> **Exercise instructions**
In the entries that follow, count each line containing "lumotlarning" and state the total, nothing more.

┌─ Exercise data

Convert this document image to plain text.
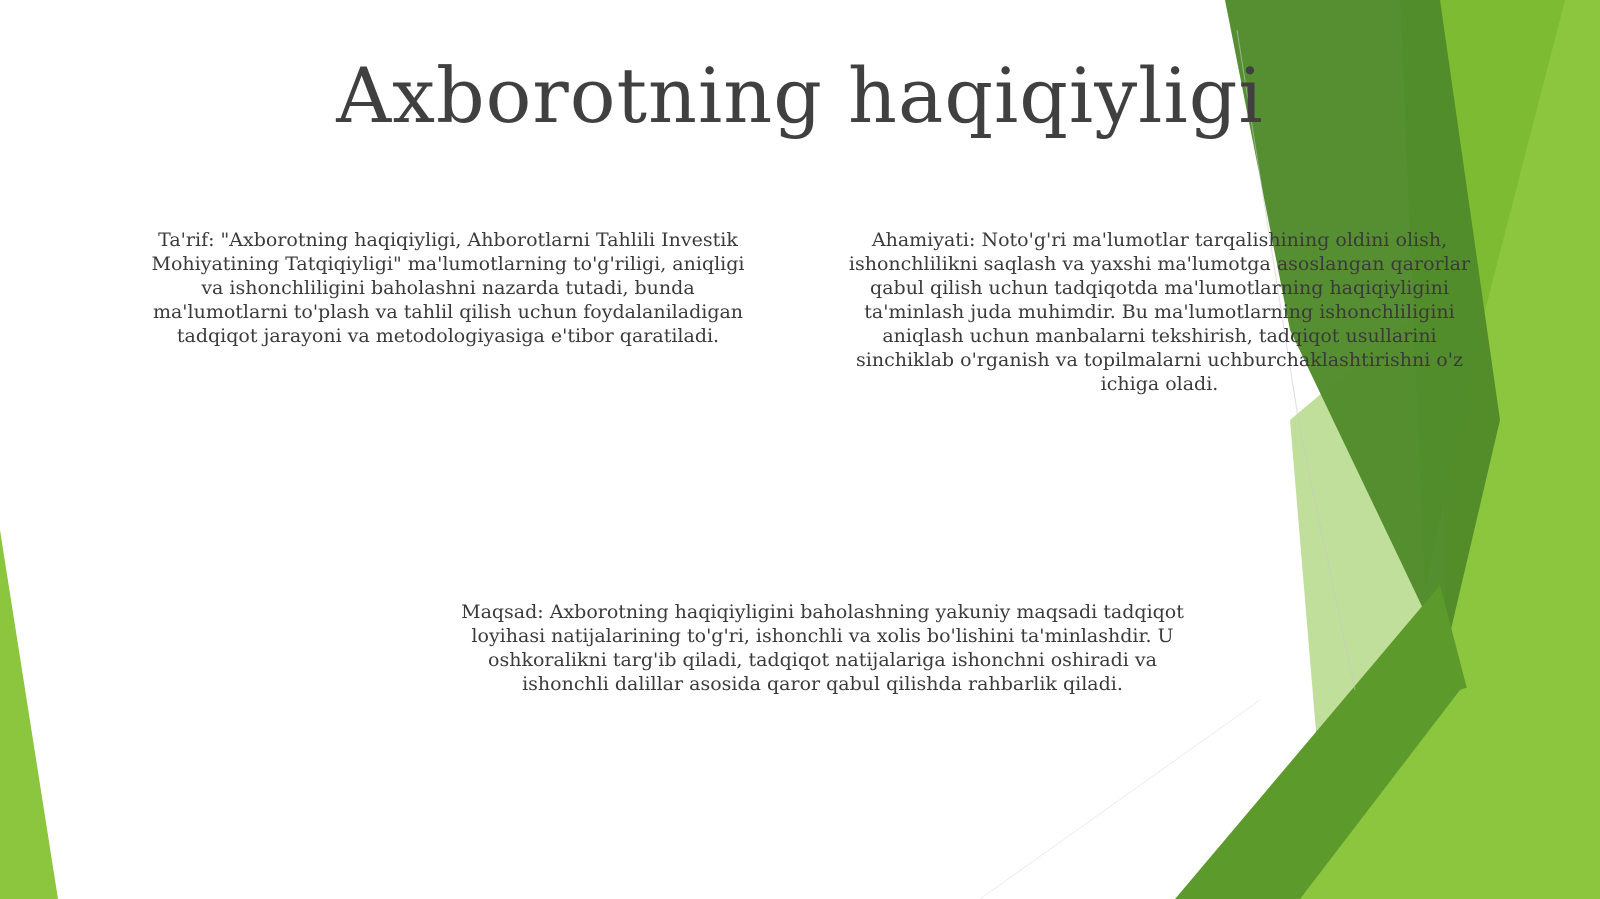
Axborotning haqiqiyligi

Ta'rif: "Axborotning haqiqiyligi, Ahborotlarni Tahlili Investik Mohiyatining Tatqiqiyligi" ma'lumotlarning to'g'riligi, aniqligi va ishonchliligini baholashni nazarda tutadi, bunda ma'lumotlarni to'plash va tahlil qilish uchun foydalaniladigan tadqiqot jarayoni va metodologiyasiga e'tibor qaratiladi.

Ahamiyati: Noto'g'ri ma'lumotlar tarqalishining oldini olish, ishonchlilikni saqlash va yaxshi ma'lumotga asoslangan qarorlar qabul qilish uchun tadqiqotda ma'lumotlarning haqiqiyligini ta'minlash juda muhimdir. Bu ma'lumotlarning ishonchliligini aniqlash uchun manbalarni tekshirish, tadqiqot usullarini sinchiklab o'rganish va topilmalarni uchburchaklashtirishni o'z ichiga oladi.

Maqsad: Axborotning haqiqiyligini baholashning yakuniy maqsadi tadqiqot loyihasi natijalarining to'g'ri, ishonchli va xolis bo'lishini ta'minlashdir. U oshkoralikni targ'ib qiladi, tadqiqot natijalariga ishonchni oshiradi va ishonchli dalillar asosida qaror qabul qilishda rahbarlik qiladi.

└─
┌─ Exercise data

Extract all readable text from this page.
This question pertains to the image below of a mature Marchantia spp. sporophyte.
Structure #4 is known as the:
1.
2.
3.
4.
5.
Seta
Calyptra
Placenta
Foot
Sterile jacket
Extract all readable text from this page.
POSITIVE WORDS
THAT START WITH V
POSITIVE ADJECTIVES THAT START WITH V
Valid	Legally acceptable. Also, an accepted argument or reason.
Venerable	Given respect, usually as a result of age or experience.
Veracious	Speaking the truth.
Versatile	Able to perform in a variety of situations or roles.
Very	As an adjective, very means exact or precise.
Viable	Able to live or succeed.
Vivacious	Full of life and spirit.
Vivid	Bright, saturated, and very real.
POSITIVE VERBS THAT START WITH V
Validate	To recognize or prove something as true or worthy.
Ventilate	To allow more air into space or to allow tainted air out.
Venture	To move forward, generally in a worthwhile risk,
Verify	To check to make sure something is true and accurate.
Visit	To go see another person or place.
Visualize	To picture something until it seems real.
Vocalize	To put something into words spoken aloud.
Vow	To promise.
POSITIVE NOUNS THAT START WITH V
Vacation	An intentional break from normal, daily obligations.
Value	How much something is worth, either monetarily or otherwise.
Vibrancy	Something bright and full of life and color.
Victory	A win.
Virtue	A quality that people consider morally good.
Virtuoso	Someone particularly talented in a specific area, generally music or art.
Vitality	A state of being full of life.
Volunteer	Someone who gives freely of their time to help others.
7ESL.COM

└─

> **Answer to the task**
2